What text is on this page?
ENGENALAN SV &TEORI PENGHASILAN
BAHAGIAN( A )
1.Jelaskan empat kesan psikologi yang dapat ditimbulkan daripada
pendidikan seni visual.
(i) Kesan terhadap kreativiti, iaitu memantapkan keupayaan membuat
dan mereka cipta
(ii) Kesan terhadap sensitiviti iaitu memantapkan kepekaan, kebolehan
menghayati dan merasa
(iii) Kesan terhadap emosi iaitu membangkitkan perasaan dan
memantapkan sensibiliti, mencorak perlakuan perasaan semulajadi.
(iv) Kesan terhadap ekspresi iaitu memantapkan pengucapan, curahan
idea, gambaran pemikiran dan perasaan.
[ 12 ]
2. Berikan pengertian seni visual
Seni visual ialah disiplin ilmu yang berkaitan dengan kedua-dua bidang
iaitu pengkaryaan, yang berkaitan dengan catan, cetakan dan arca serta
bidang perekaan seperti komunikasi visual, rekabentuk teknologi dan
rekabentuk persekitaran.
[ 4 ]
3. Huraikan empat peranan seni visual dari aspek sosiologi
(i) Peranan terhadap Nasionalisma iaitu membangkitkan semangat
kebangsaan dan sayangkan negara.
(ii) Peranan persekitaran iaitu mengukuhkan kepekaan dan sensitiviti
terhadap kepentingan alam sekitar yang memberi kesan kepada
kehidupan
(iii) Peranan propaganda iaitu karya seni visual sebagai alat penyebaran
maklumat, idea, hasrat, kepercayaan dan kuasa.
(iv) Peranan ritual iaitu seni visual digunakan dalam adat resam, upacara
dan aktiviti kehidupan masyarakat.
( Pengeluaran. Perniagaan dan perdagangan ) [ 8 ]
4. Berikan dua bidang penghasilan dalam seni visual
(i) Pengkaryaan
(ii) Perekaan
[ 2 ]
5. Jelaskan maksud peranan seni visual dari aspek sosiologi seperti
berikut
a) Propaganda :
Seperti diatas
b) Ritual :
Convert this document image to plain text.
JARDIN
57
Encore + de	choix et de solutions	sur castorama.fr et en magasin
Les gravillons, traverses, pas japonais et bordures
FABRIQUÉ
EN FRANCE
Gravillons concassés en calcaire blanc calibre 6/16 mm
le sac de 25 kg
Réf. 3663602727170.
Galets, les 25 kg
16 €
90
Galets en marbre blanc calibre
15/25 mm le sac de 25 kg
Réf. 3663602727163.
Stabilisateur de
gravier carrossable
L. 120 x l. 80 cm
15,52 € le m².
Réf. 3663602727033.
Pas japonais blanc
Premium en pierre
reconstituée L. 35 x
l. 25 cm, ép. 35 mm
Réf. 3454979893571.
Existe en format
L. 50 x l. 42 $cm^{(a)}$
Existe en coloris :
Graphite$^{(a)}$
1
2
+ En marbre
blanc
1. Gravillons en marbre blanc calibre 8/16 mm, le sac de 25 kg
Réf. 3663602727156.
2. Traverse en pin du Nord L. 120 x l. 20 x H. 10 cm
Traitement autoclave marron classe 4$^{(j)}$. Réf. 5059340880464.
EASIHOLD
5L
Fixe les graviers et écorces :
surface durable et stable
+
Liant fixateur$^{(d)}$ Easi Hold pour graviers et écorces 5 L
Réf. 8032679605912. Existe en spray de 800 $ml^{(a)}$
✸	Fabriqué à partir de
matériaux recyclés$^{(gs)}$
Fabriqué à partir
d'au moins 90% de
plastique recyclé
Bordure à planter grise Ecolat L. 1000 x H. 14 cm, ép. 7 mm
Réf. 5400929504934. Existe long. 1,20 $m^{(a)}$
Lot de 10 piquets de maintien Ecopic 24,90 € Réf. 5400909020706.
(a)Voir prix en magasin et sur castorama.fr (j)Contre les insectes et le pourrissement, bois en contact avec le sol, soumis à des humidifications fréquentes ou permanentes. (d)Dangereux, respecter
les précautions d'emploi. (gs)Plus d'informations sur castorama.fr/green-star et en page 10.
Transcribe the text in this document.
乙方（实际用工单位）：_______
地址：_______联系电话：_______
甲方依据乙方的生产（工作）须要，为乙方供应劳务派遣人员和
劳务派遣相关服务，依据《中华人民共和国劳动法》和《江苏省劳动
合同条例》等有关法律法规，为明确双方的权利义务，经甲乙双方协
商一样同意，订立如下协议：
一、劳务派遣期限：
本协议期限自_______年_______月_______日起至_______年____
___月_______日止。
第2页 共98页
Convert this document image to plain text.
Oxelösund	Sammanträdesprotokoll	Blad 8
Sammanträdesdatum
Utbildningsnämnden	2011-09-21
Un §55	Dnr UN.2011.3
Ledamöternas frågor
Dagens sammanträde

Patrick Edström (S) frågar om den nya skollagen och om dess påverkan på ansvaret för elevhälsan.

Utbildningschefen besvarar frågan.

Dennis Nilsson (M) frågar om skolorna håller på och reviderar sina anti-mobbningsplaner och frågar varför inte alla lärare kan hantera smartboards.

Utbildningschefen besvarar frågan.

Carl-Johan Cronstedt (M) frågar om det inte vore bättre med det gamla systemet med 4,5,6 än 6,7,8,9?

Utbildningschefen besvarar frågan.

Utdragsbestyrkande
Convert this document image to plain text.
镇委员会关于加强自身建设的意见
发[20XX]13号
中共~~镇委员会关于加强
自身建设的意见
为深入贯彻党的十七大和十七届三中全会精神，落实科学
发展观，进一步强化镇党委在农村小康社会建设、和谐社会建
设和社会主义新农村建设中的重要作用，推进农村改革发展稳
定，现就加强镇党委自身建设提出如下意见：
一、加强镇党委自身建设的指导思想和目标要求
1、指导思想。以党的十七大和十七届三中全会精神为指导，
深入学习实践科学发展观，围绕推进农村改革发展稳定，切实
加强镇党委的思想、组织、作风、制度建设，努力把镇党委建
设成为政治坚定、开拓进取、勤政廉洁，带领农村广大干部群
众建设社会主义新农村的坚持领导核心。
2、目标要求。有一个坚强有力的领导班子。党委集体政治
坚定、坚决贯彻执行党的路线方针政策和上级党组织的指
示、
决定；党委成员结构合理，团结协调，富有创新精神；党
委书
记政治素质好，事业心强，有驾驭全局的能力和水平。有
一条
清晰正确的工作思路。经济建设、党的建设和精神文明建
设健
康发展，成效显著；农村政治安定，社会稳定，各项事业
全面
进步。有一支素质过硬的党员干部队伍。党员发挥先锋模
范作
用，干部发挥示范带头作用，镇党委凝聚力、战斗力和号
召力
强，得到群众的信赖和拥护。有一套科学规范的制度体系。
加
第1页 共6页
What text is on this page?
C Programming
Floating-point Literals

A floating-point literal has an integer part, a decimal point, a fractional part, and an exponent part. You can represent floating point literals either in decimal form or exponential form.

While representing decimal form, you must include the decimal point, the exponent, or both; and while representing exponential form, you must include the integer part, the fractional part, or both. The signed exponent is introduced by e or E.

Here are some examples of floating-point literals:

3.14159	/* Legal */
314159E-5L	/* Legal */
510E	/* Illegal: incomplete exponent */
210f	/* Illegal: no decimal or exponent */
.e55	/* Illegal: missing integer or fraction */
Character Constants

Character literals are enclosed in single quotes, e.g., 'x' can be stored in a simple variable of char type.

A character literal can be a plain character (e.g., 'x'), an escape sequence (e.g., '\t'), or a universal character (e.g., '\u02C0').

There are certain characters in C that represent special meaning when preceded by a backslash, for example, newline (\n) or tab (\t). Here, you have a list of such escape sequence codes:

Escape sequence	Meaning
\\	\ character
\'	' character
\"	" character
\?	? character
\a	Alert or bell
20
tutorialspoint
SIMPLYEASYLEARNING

________

- WHAT IS NEEDED -
Write out the listing once more, matching it exactly.

- RESPONSE FOR THIS EXERCISE -
What text is on this page?
ENGENALAN SV &TEORI PENGHASILAN
BAHAGIAN( A )
1.Jelaskan empat kesan psikologi yang dapat ditimbulkan daripada
pendidikan seni visual.
(i) Kesan terhadap kreativiti, iaitu memantapkan keupayaan membuat
dan mereka cipta
(ii) Kesan terhadap sensitiviti iaitu memantapkan kepekaan, kebolehan
menghayati dan merasa
(iii) Kesan terhadap emosi iaitu membangkitkan perasaan dan
memantapkan sensibiliti, mencorak perlakuan perasaan semulajadi.
(iv) Kesan terhadap ekspresi iaitu memantapkan pengucapan, curahan
idea, gambaran pemikiran dan perasaan.
[ 12 ]
2. Berikan pengertian seni visual
Seni visual ialah disiplin ilmu yang berkaitan dengan kedua-dua bidang
iaitu pengkaryaan, yang berkaitan dengan catan, cetakan dan arca serta
bidang perekaan seperti komunikasi visual, rekabentuk teknologi dan
rekabentuk persekitaran.
[ 4 ]
3. Huraikan empat peranan seni visual dari aspek sosiologi
(i) Peranan terhadap Nasionalisma iaitu membangkitkan semangat
kebangsaan dan sayangkan negara.
(ii) Peranan persekitaran iaitu mengukuhkan kepekaan dan sensitiviti
terhadap kepentingan alam sekitar yang memberi kesan kepada
kehidupan
(iii) Peranan propaganda iaitu karya seni visual sebagai alat penyebaran
maklumat, idea, hasrat, kepercayaan dan kuasa.
(iv) Peranan ritual iaitu seni visual digunakan dalam adat resam, upacara
dan aktiviti kehidupan masyarakat.
( Pengeluaran. Perniagaan dan perdagangan ) [ 8 ]
4. Berikan dua bidang penghasilan dalam seni visual
(i) Pengkaryaan
(ii) Perekaan
[ 2 ]
5. Jelaskan maksud peranan seni visual dari aspek sosiologi seperti
berikut
a) Propaganda :
Seperti diatas
b) Ritual :
Convert this document image to plain text.
JARDIN
57
Encore + de	choix et de solutions	sur castorama.fr et en magasin
Les gravillons, traverses, pas japonais et bordures
FABRIQUÉ
EN FRANCE
Gravillons concassés en calcaire blanc calibre 6/16 mm
le sac de 25 kg
Réf. 3663602727170.
Galets, les 25 kg
16 €
90
Galets en marbre blanc calibre
15/25 mm le sac de 25 kg
Réf. 3663602727163.
Stabilisateur de
gravier carrossable
L. 120 x l. 80 cm
15,52 € le m².
Réf. 3663602727033.
Pas japonais blanc
Premium en pierre
reconstituée L. 35 x
l. 25 cm, ép. 35 mm
Réf. 3454979893571.
Existe en format
L. 50 x l. 42 $cm^{(a)}$
Existe en coloris :
Graphite$^{(a)}$
1
2
+ En marbre
blanc
1. Gravillons en marbre blanc calibre 8/16 mm, le sac de 25 kg
Réf. 3663602727156.
2. Traverse en pin du Nord L. 120 x l. 20 x H. 10 cm
Traitement autoclave marron classe 4$^{(j)}$. Réf. 5059340880464.
EASIHOLD
5L
Fixe les graviers et écorces :
surface durable et stable
+
Liant fixateur$^{(d)}$ Easi Hold pour graviers et écorces 5 L
Réf. 8032679605912. Existe en spray de 800 $ml^{(a)}$
✸	Fabriqué à partir de
matériaux recyclés$^{(gs)}$
Fabriqué à partir
d'au moins 90% de
plastique recyclé
Bordure à planter grise Ecolat L. 1000 x H. 14 cm, ép. 7 mm
Réf. 5400929504934. Existe long. 1,20 $m^{(a)}$
Lot de 10 piquets de maintien Ecopic 24,90 € Réf. 5400909020706.
(a)Voir prix en magasin et sur castorama.fr (j)Contre les insectes et le pourrissement, bois en contact avec le sol, soumis à des humidifications fréquentes ou permanentes. (d)Dangereux, respecter
les précautions d'emploi. (gs)Plus d'informations sur castorama.fr/green-star et en page 10.
Transcribe the text in this document.
乙方（实际用工单位）：_______
地址：_______联系电话：_______
甲方依据乙方的生产（工作）须要，为乙方供应劳务派遣人员和
劳务派遣相关服务，依据《中华人民共和国劳动法》和《江苏省劳动
合同条例》等有关法律法规，为明确双方的权利义务，经甲乙双方协
商一样同意，订立如下协议：
一、劳务派遣期限：
本协议期限自_______年_______月_______日起至_______年____
___月_______日止。
第2页 共98页
Convert this document image to plain text.
Oxelösund	Sammanträdesprotokoll	Blad 8
Sammanträdesdatum
Utbildningsnämnden	2011-09-21
Un §55	Dnr UN.2011.3
Ledamöternas frågor
Dagens sammanträde

Patrick Edström (S) frågar om den nya skollagen och om dess påverkan på ansvaret för elevhälsan.

Utbildningschefen besvarar frågan.

Dennis Nilsson (M) frågar om skolorna håller på och reviderar sina anti-mobbningsplaner och frågar varför inte alla lärare kan hantera smartboards.

Utbildningschefen besvarar frågan.

Carl-Johan Cronstedt (M) frågar om det inte vore bättre med det gamla systemet med 4,5,6 än 6,7,8,9?

Utbildningschefen besvarar frågan.

Utdragsbestyrkande
Convert this document image to plain text.
镇委员会关于加强自身建设的意见
发[20XX]13号
中共~~镇委员会关于加强
自身建设的意见
为深入贯彻党的十七大和十七届三中全会精神，落实科学
发展观，进一步强化镇党委在农村小康社会建设、和谐社会建
设和社会主义新农村建设中的重要作用，推进农村改革发展稳
定，现就加强镇党委自身建设提出如下意见：
一、加强镇党委自身建设的指导思想和目标要求
1、指导思想。以党的十七大和十七届三中全会精神为指导，
深入学习实践科学发展观，围绕推进农村改革发展稳定，切实
加强镇党委的思想、组织、作风、制度建设，努力把镇党委建
设成为政治坚定、开拓进取、勤政廉洁，带领农村广大干部群
众建设社会主义新农村的坚持领导核心。
2、目标要求。有一个坚强有力的领导班子。党委集体政治
坚定、坚决贯彻执行党的路线方针政策和上级党组织的指
示、
决定；党委成员结构合理，团结协调，富有创新精神；党
委书
记政治素质好，事业心强，有驾驭全局的能力和水平。有
一条
清晰正确的工作思路。经济建设、党的建设和精神文明建
设健
康发展，成效显著；农村政治安定，社会稳定，各项事业
全面
进步。有一支素质过硬的党员干部队伍。党员发挥先锋模
范作
用，干部发挥示范带头作用，镇党委凝聚力、战斗力和号
召力
强，得到群众的信赖和拥护。有一套科学规范的制度体系。
加
第1页 共6页
What text is on this page?
C Programming
Floating-point Literals

A floating-point literal has an integer part, a decimal point, a fractional part, and an exponent part. You can represent floating point literals either in decimal form or exponential form.

While representing decimal form, you must include the decimal point, the exponent, or both; and while representing exponential form, you must include the integer part, the fractional part, or both. The signed exponent is introduced by e or E.

Here are some examples of floating-point literals:

3.14159	/* Legal */
314159E-5L	/* Legal */
510E	/* Illegal: incomplete exponent */
210f	/* Illegal: no decimal or exponent */
.e55	/* Illegal: missing integer or fraction */
Character Constants

Character literals are enclosed in single quotes, e.g., 'x' can be stored in a simple variable of char type.

A character literal can be a plain character (e.g., 'x'), an escape sequence (e.g., '\t'), or a universal character (e.g., '\u02C0').

There are certain characters in C that represent special meaning when preceded by a backslash, for example, newline (\n) or tab (\t). Here, you have a list of such escape sequence codes:

Escape sequence	Meaning
\\	\ character
\'	' character
\"	" character
\?	? character
\a	Alert or bell
20
tutorialspoint
SIMPLYEASYLEARNING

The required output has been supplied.